2

We have a java application that reads a chunk of data but keeps that data only for a short period of time. The data is stored in "simple" collections (HashMap, HashSet). These collections are cleared when the data is processed (so I call coll.clear() and not coll=null). The cycle (read-process-clear) continues, until "all chunks of data" are processed. After a certain amount of time, there will be "new chunks" and the whole thing starts again.

This process has run for several weeks on a server without any problem. However, today, after a planned restart, it crashed over and over and again with an OutOfMemoryError: Java heap space (and restarted automatically by a monitoring process).

I connected to the process with a remote debugger AND with the jvisualvm tool to try and find if (and where) I could have a memory leak. While the processing-thread was paused (by the debugger) right after the calls to clear(), I forced a gc with the jvisualvm tool. As I had expected, it cleared almost the entire heap (only 4MB used). Next cycles: same behavour, almost no usage of the heap after clear, etc... In the end, the process did not go out of memory anymore!

To me, it looks like the garbage collector failed to work correctly...

  • how can I verify if that's the case?
  • if so, how can this be?
  • should I call System.gc() after the clear() methods?

_GIVEN TASK A_
Extract the whole Java memory thread word for word.
The rows after this point have no connection to the Java memory thread.

_MATERIAL_
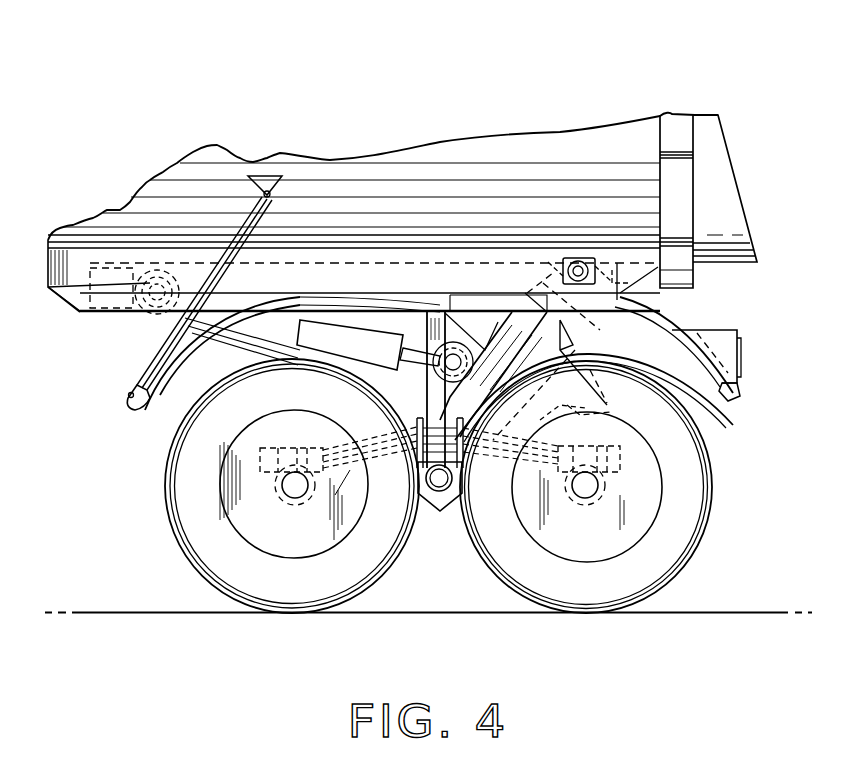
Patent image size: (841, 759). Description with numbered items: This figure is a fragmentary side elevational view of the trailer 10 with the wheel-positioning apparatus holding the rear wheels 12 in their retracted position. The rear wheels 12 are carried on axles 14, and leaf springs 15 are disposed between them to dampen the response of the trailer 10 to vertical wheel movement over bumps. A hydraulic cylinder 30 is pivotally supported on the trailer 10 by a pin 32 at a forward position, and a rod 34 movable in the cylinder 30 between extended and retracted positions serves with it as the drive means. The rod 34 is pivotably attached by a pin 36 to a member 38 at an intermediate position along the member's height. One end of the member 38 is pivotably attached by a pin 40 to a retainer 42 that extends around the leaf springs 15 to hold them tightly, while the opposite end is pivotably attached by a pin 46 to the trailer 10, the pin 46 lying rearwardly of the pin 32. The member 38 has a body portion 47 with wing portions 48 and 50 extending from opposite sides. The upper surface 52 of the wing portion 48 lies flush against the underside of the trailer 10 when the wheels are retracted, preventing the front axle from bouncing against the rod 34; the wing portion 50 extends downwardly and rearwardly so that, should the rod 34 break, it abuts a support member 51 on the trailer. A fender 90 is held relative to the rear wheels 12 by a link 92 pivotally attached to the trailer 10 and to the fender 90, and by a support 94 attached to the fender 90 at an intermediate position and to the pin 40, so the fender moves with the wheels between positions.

The trailer 10 is at (402, 171).
The rear wheels 12 is at (434, 486).
The axles 14 is at (432, 491).
The leaf springs 15 is at (440, 484).
The hydraulic cylinder 30 is at (312, 319).
The pin 32 is at (106, 317).
The rod 34 is at (441, 320).
The pin 36 is at (551, 234).
The member 38 is at (596, 369).
The pin 40 is at (428, 481).
The retainer 42 is at (493, 481).
The pin 46 is at (593, 179).
The body portion 47 is at (556, 414).
The wing portion 48 is at (550, 267).
The wing portion 50 is at (729, 385).
The support member 51 is at (715, 289).
The upper surface 52 is at (515, 212).
The fender 90 is at (361, 202).
The link 92 is at (177, 278).
The support 94 is at (292, 353).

_GIVEN TASK B_
Count the lines of the rows that contain the string "rear". Reply with the number alone.

_WORKED ANSWER A_
2

We have a java application that reads a chunk of data but keeps that data only for a short period of time. The data is stored in "simple" collections (HashMap, HashSet). These collections are cleared when the data is processed (so I call coll.clear() and not coll=null). The cycle (read-process-clear) continues, until "all chunks of data" are processed. After a certain amount of time, there will be "new chunks" and the whole thing starts again.

This process has run for several weeks on a server without any problem. However, today, after a planned restart, it crashed over and over and again with an OutOfMemoryError: Java heap space (and restarted automatically by a monitoring process).

I connected to the process with a remote debugger AND with the jvisualvm tool to try and find if (and where) I could have a memory leak. While the processing-thread was paused (by the debugger) right after the calls to clear(), I forced a gc with the jvisualvm tool. As I had expected, it cleared almost the entire heap (only 4MB used). Next cycles: same behavour, almost no usage of the heap after clear, etc... In the end, the process did not go out of memory anymore!

To me, it looks like the garbage collector failed to work correctly...

  • how can I verify if that's the case?
  • if so, how can this be?
  • should I call System.gc() after the clear() methods?

_WORKED ANSWER B_
2